Written instruction =
From the listing, collect all lines containing the word "this".
* start Extracted entries *
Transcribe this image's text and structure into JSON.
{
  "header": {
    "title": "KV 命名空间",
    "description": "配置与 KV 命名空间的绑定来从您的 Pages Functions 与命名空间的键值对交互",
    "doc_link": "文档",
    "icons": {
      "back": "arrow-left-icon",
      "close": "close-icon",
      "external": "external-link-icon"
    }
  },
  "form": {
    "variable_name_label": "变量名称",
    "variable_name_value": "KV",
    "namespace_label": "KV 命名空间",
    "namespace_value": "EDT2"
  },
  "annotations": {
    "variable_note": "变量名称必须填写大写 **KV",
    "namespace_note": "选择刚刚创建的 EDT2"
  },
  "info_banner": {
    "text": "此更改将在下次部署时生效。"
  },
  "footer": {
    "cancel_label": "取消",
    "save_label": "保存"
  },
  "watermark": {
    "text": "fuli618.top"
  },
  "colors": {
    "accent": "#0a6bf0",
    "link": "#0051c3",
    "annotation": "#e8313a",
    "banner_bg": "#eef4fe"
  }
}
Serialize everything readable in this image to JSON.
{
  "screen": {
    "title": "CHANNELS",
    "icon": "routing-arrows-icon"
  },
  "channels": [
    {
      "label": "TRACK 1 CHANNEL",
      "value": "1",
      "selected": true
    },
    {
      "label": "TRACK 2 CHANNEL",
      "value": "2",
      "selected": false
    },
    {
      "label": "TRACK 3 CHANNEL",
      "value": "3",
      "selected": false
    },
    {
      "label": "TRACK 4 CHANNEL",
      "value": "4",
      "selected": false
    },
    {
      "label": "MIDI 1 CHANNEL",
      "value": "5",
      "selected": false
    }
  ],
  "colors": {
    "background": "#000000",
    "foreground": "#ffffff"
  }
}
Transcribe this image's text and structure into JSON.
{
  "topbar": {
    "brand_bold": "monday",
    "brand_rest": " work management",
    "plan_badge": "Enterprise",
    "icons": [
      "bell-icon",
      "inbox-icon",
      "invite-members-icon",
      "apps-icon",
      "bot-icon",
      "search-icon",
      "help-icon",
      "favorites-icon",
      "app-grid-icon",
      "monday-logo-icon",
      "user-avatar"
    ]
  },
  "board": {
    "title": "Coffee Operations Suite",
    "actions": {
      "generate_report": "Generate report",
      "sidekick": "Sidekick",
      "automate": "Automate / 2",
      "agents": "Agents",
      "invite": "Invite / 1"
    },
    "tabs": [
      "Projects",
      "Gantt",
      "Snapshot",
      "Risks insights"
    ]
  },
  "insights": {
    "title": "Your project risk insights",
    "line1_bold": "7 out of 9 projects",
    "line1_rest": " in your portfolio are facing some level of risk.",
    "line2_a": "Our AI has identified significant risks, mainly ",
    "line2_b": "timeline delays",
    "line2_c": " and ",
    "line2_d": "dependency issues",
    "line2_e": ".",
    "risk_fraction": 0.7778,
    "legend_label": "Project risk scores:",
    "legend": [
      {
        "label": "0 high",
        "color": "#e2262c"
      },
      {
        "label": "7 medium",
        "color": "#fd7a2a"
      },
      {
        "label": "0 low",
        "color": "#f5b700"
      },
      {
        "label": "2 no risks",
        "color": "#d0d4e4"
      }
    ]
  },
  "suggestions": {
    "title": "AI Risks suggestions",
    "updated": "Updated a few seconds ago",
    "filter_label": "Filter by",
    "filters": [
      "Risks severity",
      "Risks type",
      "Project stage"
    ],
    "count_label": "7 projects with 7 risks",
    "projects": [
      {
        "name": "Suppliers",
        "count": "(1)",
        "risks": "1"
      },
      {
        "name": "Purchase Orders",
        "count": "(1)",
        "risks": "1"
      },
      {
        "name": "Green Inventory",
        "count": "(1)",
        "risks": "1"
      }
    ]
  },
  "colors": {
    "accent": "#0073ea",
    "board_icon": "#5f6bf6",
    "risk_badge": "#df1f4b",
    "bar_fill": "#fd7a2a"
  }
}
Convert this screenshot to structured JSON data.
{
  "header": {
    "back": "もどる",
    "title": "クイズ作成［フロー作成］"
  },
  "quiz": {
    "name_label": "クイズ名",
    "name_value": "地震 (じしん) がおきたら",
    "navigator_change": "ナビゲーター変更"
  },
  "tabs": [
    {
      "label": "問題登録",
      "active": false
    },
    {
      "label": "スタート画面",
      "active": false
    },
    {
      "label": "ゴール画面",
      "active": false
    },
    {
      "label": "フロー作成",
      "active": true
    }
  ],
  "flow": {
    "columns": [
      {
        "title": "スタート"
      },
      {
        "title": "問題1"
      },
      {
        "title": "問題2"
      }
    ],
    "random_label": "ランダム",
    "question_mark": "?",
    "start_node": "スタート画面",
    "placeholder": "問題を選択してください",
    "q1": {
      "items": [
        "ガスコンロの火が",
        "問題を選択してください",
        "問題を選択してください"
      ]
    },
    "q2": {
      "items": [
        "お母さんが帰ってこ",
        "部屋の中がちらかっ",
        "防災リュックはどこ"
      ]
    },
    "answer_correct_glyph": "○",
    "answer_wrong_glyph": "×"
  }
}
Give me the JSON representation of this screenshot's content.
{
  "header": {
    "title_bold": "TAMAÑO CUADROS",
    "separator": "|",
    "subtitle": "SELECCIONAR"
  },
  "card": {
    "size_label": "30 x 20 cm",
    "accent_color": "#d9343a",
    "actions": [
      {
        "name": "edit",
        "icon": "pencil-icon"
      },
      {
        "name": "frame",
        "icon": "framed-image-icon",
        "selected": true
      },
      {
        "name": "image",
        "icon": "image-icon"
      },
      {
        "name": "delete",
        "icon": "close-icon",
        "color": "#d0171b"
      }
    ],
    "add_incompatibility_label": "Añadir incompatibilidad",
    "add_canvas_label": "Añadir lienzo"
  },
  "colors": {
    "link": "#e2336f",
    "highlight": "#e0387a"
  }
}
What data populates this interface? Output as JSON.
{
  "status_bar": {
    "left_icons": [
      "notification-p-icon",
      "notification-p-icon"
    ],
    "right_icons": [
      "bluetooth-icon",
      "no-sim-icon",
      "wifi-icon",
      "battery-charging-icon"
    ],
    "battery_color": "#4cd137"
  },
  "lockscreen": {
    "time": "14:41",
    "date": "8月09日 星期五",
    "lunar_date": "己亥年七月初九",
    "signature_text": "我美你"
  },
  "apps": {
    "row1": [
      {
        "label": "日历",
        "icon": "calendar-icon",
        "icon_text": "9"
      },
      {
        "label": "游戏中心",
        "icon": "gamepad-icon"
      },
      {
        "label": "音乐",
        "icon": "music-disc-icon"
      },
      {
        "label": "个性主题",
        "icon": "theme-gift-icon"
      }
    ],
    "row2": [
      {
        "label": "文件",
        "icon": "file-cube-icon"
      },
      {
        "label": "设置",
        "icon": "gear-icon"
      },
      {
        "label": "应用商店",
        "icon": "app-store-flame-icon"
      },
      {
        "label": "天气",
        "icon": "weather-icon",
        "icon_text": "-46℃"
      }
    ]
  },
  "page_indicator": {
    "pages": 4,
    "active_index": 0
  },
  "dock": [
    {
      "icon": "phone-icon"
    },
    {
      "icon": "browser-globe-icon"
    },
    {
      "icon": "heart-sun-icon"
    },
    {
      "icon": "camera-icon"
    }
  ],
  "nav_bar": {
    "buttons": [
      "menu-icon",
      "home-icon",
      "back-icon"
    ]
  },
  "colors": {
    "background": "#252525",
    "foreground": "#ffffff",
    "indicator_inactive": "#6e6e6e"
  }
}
* end Extracted entries *
Response =
Transcribe this image's text and structure into JSON.
Serialize everything readable in this image to JSON.
Transcribe this image's text and structure into JSON.
Convert this screenshot to structured JSON data.
Give me the JSON representation of this screenshot's content.
What data populates this interface? Output as JSON.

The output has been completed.